■ DO THIS
Return, word for word, the passage of the Windmill benchmarking guide that begins with "This repo contains" and ends after "for this purpose.".

■ GIVEN PASSAGE
This repo contains instructions and pieces of code that were useful to benchmark Windmill as a data integration platform. The goal of this experimentation was to compare the performance, both in terms of memory footprint and speed, of using Windmill with Polars or DuckDB to process data VS Spark, which is commonly used for this purpose.
The results are available in this blog post
We benchmarked Polars, DuckDB and Spark using the TPC-H datasets. The scripts necessary to generate the data in various sizes can be downloaded freely on this page. The full specifications on the generated generated datasets is available as a PDF on this page.
Note: The above scripts won't work on OSX, it needs a few tweaks. This repo among others, can be used instead to generate the datasets. As indicated on the README, the generation is made simple:
export SCALE_FACTOR='1'
export DSS_CONFIG=$(pwd)/dbgen
export DSS_QUERY=$DSS_CONFIG/queries
export DSS_PATH=$(pwd)/output_data/$SCALE_FACTOR
# then from the ./dbgen/ folder:
make MACHINE=MACOS DATABASE=POSTGRESQL # to compile the binary
./qgen -v -c -d -s $SCALE_FACTOR > tpch-stream.sql # to generate the queries
./dbgen -vf -s $SCALE_FACTOR # to generate the datasets into $DSS_PATH
The datasets will be generated as .tbl files, which is equivalent to CSVs with |
as a separator. You can rename them to CSVs:
# from the folder containing the .tbl files
for file in $(ls *.tbl); do mv $file $(basename $file .tbl).csv; done
Then you will need to upload those files to an S3 bucket. If you're using AWS, this can be done with the CLI:
# to setup your AWS key
aws configure
# to upload the files to a bucket named 'windmill' at '/tpc-h/1g/input/'
export SCALE_FACTOR='1g'
for file in $(ls *.csv); do echo $file; aws s3 cp $file s3://windmill/tpc-h/$SCALE_FACTOR/input/; done
We select 9 queries from the generated queries in tpch-stream.sql
and we converted them to DuckDB, Polars and Spark
The resulting code in in the 3 files duckdb, polars, spark.

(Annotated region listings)

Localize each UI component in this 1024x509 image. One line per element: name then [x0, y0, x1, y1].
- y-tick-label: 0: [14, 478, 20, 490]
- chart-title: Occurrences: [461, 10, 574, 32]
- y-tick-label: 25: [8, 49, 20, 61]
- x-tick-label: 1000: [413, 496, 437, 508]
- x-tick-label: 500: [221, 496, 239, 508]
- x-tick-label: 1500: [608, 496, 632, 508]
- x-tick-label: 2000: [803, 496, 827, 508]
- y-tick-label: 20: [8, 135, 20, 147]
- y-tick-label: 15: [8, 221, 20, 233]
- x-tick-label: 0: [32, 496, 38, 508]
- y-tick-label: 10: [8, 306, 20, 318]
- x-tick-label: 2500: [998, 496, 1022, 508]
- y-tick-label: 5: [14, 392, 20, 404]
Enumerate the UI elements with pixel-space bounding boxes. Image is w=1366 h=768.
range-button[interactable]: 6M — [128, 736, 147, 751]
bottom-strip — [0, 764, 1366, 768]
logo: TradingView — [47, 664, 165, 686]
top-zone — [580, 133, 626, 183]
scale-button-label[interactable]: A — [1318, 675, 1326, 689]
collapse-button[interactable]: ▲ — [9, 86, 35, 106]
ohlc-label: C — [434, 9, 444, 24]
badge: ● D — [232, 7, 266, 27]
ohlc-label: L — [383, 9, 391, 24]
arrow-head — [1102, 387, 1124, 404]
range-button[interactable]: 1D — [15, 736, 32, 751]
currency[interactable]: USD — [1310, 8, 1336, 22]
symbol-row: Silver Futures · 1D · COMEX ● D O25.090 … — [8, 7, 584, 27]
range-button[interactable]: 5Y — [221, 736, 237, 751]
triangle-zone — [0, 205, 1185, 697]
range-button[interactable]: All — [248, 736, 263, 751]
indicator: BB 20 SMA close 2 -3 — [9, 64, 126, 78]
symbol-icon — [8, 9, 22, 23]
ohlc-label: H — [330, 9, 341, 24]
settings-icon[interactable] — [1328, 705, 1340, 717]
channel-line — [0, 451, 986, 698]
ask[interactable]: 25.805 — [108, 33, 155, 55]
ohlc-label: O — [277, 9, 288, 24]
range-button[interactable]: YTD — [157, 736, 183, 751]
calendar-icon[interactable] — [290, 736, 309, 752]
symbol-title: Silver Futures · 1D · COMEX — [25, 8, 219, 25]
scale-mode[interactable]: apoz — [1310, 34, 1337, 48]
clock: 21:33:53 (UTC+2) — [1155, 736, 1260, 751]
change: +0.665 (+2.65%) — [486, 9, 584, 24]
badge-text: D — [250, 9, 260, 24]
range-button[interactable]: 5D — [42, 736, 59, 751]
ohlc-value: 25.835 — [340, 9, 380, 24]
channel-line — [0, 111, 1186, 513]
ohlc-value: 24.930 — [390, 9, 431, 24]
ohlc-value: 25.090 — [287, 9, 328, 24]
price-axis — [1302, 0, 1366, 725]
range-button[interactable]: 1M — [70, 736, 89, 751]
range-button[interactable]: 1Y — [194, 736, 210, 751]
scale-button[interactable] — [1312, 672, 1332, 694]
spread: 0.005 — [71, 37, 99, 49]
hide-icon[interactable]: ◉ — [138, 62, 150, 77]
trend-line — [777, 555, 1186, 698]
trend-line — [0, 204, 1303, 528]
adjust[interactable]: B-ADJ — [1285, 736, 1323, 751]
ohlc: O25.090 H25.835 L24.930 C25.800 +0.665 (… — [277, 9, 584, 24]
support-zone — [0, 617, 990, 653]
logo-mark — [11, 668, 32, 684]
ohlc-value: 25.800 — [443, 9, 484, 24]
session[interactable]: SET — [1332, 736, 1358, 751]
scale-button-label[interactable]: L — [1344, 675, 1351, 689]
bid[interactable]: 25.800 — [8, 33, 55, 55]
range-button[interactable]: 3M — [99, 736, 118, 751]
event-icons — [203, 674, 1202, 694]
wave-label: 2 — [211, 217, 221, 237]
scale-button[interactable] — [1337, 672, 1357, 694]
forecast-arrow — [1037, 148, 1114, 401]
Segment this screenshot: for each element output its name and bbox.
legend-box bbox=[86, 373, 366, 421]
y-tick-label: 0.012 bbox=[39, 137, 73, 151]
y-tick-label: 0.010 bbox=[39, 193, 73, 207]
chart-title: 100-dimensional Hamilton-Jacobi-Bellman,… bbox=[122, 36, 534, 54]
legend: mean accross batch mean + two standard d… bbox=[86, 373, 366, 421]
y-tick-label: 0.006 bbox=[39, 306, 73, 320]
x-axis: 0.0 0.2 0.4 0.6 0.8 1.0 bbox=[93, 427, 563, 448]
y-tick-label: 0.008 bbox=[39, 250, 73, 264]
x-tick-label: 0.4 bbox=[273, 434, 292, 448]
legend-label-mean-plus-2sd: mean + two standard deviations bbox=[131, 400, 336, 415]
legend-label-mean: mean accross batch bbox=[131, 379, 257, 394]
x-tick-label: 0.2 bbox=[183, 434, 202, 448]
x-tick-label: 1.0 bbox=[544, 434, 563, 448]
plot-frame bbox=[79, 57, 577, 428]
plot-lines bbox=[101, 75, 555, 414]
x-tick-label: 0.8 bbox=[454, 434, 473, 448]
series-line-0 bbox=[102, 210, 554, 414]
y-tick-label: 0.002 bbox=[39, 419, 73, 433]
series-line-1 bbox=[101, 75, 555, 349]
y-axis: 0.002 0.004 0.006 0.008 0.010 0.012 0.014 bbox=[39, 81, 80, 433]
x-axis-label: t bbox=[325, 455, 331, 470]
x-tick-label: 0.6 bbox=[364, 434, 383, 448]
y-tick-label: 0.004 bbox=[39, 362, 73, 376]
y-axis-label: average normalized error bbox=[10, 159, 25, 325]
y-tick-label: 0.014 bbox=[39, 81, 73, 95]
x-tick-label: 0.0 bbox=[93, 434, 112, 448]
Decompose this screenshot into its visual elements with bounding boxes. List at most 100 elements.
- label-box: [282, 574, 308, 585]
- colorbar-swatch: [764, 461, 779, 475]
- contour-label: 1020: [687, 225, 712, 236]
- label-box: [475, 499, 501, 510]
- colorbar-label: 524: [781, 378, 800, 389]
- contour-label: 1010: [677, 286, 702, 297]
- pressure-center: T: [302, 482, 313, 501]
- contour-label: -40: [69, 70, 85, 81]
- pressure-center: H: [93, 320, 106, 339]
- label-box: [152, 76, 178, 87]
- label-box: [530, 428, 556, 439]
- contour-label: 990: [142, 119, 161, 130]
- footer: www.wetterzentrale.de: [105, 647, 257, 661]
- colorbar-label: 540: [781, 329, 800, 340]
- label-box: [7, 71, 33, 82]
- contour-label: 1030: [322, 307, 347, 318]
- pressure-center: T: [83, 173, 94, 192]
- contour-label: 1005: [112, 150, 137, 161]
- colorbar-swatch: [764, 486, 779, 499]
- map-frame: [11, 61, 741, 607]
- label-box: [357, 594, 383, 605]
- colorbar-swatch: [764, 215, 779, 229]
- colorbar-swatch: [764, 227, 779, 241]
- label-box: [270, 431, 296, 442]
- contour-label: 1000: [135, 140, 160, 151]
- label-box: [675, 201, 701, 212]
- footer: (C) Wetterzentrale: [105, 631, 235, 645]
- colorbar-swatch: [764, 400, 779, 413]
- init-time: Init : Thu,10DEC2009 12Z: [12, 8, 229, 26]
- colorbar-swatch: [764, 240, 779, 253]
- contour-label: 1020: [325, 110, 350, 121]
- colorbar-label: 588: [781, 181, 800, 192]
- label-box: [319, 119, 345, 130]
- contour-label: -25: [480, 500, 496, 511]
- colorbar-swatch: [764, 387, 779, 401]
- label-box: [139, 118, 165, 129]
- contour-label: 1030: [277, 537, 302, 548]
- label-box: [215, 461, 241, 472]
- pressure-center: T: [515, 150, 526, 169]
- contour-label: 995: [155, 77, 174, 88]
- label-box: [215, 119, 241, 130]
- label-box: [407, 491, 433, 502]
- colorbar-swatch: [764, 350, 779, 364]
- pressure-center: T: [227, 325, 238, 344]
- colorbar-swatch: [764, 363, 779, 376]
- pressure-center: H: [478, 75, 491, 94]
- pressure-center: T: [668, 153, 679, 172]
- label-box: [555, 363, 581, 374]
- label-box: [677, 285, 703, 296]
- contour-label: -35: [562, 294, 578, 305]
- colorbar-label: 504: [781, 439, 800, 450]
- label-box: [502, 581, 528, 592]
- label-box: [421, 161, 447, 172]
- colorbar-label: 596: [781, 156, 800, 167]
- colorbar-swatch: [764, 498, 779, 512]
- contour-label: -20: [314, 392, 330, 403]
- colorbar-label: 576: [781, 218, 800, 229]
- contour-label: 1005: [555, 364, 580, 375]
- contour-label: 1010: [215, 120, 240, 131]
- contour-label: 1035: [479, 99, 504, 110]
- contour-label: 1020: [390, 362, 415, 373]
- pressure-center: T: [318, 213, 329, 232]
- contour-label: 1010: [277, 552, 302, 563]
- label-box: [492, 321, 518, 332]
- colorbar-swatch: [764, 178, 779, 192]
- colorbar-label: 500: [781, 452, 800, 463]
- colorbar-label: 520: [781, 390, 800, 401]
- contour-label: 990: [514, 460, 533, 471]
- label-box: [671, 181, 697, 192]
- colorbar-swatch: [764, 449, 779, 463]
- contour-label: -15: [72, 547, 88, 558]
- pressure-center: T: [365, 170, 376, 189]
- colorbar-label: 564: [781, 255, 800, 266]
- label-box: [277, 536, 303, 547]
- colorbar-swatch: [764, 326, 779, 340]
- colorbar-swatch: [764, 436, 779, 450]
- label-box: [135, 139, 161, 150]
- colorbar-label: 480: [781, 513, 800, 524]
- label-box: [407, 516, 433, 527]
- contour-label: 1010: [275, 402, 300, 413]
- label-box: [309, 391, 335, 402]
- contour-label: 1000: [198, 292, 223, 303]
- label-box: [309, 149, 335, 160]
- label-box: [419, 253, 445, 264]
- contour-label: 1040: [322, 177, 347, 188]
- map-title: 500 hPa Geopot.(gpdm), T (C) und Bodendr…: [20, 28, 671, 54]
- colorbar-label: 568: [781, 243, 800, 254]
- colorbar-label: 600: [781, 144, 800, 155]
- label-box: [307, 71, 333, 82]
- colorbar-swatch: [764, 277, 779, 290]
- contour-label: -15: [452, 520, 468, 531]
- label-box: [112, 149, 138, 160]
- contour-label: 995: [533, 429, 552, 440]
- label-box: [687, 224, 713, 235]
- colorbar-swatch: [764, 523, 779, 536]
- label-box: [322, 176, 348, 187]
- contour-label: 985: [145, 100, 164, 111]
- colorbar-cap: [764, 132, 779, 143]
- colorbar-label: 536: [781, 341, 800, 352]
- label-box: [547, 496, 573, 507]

■ THE COMPLETED TASK
This repo contains instructions and pieces of code that were useful to benchmark Windmill as a data integration platform. The goal of this experimentation was to compare the performance, both in terms of memory footprint and speed, of using Windmill with Polars or DuckDB to process data VS Spark, which is commonly used for this purpose.